== EXERCISE INSTRUCTIONS ==
Quote the records below in full, exactly as given, with the images taken out.

== LISTING ==
=-=-=

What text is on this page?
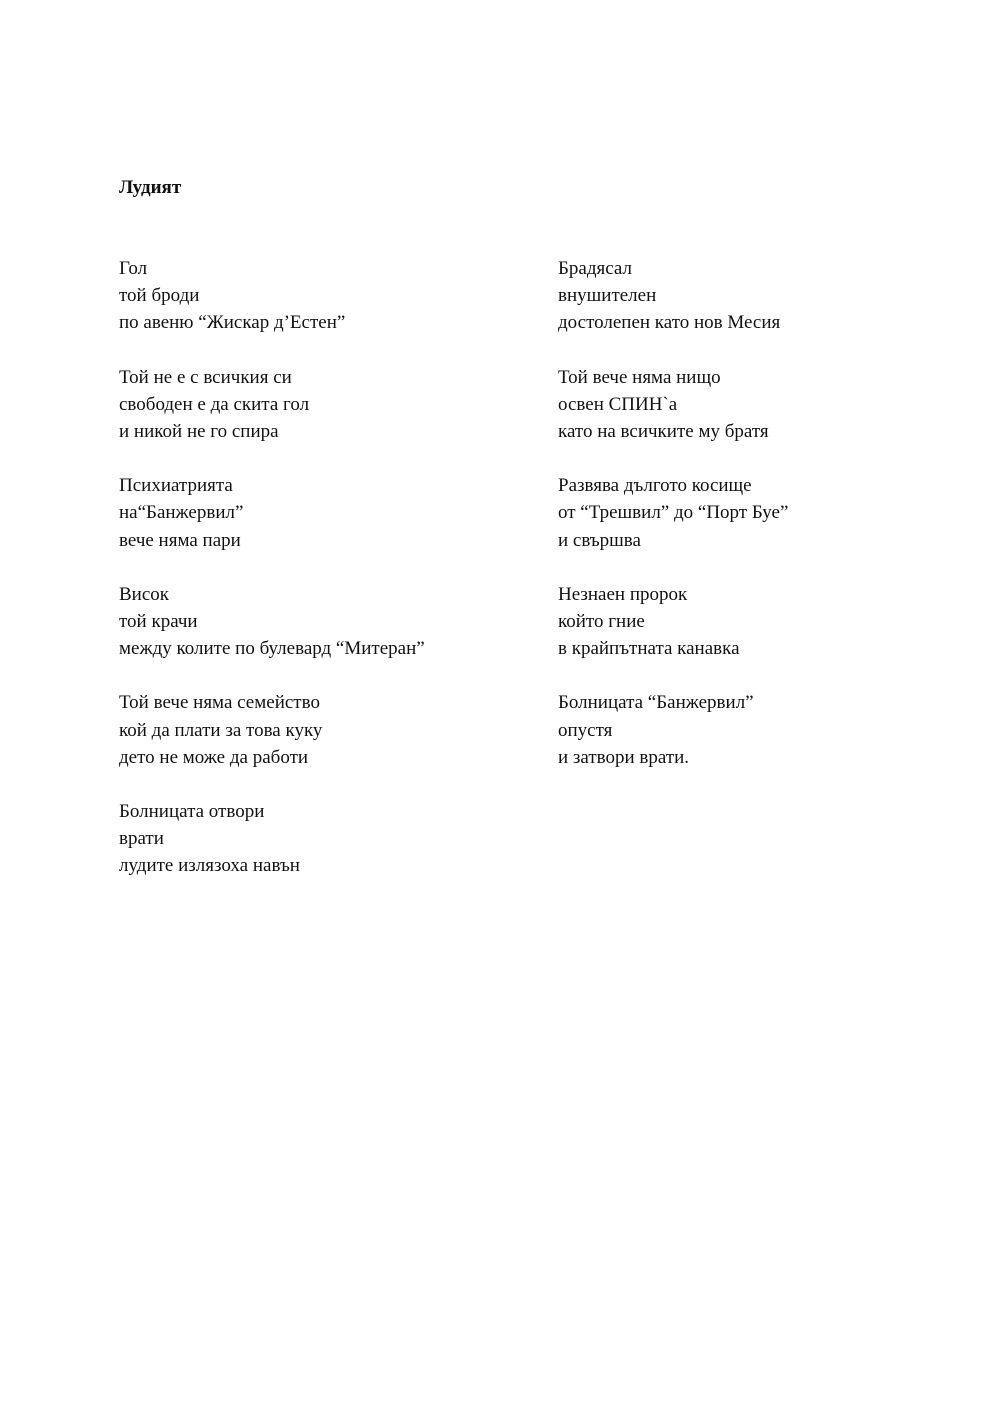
Лудият
Гол
той броди
по авеню “Жискар д’Естен”
Той не е с всичкия си
свободен е да скита гол
и никой не го спира
Психиатрията
на“Банжервил”
вече няма пари
Висок
той крачи
между колите по булевард “Митеран”
Той вече няма семейство
кой да плати за това куку
дето не може да работи
Болницата отвори
врати
лудите излязоха навън
Брадясал
внушителен
достолепен като нов Месия
Той вече няма нищо
освен СПИН`а
като на всичките му братя
Развява дългото косище
от “Трешвил” до “Порт Буе”
и свършва
Незнаен пророк
който гние
в крайпътната канавка
Болницата “Банжервил”
опустя
и затвори врати.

=-=-=

== IN RESPONSE ==
What text is on this page?
Лудият
Гол
той броди
по авеню “Жискар д’Естен”
Той не е с всичкия си
свободен е да скита гол
и никой не го спира
Психиатрията
на“Банжервил”
вече няма пари
Висок
той крачи
между колите по булевард “Митеран”
Той вече няма семейство
кой да плати за това куку
дето не може да работи
Болницата отвори
врати
лудите излязоха навън
Брадясал
внушителен
достолепен като нов Месия
Той вече няма нищо
освен СПИН`а
като на всичките му братя
Развява дългото косище
от “Трешвил” до “Порт Буе”
и свършва
Незнаен пророк
който гние
в крайпътната канавка
Болницата “Банжервил”
опустя
и затвори врати.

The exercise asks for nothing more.